## [What to do]
Below you will find a set of lines. Repeat them all exactly.

## [Entries supplied]
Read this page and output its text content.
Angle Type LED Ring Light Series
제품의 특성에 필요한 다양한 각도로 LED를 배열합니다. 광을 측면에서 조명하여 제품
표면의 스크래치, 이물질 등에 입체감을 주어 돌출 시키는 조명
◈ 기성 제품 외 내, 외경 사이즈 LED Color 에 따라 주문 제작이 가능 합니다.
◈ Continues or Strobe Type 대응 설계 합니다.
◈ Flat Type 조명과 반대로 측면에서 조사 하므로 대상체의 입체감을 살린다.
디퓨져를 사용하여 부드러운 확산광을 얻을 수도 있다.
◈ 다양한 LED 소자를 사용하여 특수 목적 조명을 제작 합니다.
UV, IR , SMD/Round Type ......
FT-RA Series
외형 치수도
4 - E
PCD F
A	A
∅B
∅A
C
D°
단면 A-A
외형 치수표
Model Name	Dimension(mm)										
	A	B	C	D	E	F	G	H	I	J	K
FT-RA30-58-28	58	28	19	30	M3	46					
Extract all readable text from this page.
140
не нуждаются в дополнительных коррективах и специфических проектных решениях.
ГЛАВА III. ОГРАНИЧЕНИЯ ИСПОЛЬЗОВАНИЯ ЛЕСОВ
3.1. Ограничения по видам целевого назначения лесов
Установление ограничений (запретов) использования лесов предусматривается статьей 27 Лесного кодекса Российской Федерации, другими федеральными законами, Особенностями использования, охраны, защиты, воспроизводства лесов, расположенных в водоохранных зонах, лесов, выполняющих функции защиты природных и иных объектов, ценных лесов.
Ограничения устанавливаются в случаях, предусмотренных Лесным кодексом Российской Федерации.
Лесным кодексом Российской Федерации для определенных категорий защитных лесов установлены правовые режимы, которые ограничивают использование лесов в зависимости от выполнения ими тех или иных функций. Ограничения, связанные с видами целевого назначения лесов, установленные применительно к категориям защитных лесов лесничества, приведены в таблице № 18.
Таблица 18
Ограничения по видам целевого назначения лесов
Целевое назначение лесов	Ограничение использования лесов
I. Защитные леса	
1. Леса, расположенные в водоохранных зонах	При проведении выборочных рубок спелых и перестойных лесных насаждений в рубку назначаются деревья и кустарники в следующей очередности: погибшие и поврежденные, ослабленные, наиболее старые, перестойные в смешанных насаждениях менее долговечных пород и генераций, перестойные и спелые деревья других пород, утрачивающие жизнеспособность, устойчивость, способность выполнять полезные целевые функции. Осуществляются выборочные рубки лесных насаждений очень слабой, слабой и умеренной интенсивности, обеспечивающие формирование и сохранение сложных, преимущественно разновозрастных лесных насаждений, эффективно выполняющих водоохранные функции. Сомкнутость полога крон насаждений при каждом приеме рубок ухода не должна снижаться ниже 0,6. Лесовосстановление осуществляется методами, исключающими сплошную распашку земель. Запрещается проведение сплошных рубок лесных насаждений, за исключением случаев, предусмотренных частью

## [Full output]
Read this page and output its text content.
Angle Type LED Ring Light Series
제품의 특성에 필요한 다양한 각도로 LED를 배열합니다. 광을 측면에서 조명하여 제품
표면의 스크래치, 이물질 등에 입체감을 주어 돌출 시키는 조명
◈ 기성 제품 외 내, 외경 사이즈 LED Color 에 따라 주문 제작이 가능 합니다.
◈ Continues or Strobe Type 대응 설계 합니다.
◈ Flat Type 조명과 반대로 측면에서 조사 하므로 대상체의 입체감을 살린다.
디퓨져를 사용하여 부드러운 확산광을 얻을 수도 있다.
◈ 다양한 LED 소자를 사용하여 특수 목적 조명을 제작 합니다.
UV, IR , SMD/Round Type ......
FT-RA Series
외형 치수도
4 - E
PCD F
A	A
∅B
∅A
C
D°
단면 A-A
외형 치수표
Model Name	Dimension(mm)										
	A	B	C	D	E	F	G	H	I	J	K
FT-RA30-58-28	58	28	19	30	M3	46					
Extract all readable text from this page.
140
не нуждаются в дополнительных коррективах и специфических проектных решениях.
ГЛАВА III. ОГРАНИЧЕНИЯ ИСПОЛЬЗОВАНИЯ ЛЕСОВ
3.1. Ограничения по видам целевого назначения лесов
Установление ограничений (запретов) использования лесов предусматривается статьей 27 Лесного кодекса Российской Федерации, другими федеральными законами, Особенностями использования, охраны, защиты, воспроизводства лесов, расположенных в водоохранных зонах, лесов, выполняющих функции защиты природных и иных объектов, ценных лесов.
Ограничения устанавливаются в случаях, предусмотренных Лесным кодексом Российской Федерации.
Лесным кодексом Российской Федерации для определенных категорий защитных лесов установлены правовые режимы, которые ограничивают использование лесов в зависимости от выполнения ими тех или иных функций. Ограничения, связанные с видами целевого назначения лесов, установленные применительно к категориям защитных лесов лесничества, приведены в таблице № 18.
Таблица 18
Ограничения по видам целевого назначения лесов
Целевое назначение лесов	Ограничение использования лесов
I. Защитные леса	
1. Леса, расположенные в водоохранных зонах	При проведении выборочных рубок спелых и перестойных лесных насаждений в рубку назначаются деревья и кустарники в следующей очередности: погибшие и поврежденные, ослабленные, наиболее старые, перестойные в смешанных насаждениях менее долговечных пород и генераций, перестойные и спелые деревья других пород, утрачивающие жизнеспособность, устойчивость, способность выполнять полезные целевые функции. Осуществляются выборочные рубки лесных насаждений очень слабой, слабой и умеренной интенсивности, обеспечивающие формирование и сохранение сложных, преимущественно разновозрастных лесных насаждений, эффективно выполняющих водоохранные функции. Сомкнутость полога крон насаждений при каждом приеме рубок ухода не должна снижаться ниже 0,6. Лесовосстановление осуществляется методами, исключающими сплошную распашку земель. Запрещается проведение сплошных рубок лесных насаждений, за исключением случаев, предусмотренных частью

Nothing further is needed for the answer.